◆ What is needed
Your task is to retype each line of the data below exactly.

**** Extracted information

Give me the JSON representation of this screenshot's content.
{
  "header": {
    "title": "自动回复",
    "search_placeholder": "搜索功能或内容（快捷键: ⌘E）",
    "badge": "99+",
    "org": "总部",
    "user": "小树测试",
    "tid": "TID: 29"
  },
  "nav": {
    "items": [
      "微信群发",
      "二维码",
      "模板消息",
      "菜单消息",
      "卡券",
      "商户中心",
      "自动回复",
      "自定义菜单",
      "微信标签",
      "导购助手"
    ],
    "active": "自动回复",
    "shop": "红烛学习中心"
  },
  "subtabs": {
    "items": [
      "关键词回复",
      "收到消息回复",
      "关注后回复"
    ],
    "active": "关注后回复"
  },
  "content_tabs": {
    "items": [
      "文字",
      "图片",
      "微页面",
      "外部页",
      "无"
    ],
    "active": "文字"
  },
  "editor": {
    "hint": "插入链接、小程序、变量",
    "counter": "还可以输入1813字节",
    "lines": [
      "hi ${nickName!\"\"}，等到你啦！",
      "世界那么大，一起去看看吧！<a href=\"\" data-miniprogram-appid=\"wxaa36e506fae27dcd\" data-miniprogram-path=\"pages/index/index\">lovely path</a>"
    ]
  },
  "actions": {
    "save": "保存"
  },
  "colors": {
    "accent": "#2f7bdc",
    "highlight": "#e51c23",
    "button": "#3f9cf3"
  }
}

********

◆ Correct result
Give me the JSON representation of this screenshot's content.
{
  "header": {
    "title": "自动回复",
    "search_placeholder": "搜索功能或内容（快捷键: ⌘E）",
    "badge": "99+",
    "org": "总部",
    "user": "小树测试",
    "tid": "TID: 29"
  },
  "nav": {
    "items": [
      "微信群发",
      "二维码",
      "模板消息",
      "菜单消息",
      "卡券",
      "商户中心",
      "自动回复",
      "自定义菜单",
      "微信标签",
      "导购助手"
    ],
    "active": "自动回复",
    "shop": "红烛学习中心"
  },
  "subtabs": {
    "items": [
      "关键词回复",
      "收到消息回复",
      "关注后回复"
    ],
    "active": "关注后回复"
  },
  "content_tabs": {
    "items": [
      "文字",
      "图片",
      "微页面",
      "外部页",
      "无"
    ],
    "active": "文字"
  },
  "editor": {
    "hint": "插入链接、小程序、变量",
    "counter": "还可以输入1813字节",
    "lines": [
      "hi ${nickName!\"\"}，等到你啦！",
      "世界那么大，一起去看看吧！<a href=\"\" data-miniprogram-appid=\"wxaa36e506fae27dcd\" data-miniprogram-path=\"pages/index/index\">lovely path</a>"
    ]
  },
  "actions": {
    "save": "保存"
  },
  "colors": {
    "accent": "#2f7bdc",
    "highlight": "#e51c23",
    "button": "#3f9cf3"
  }
}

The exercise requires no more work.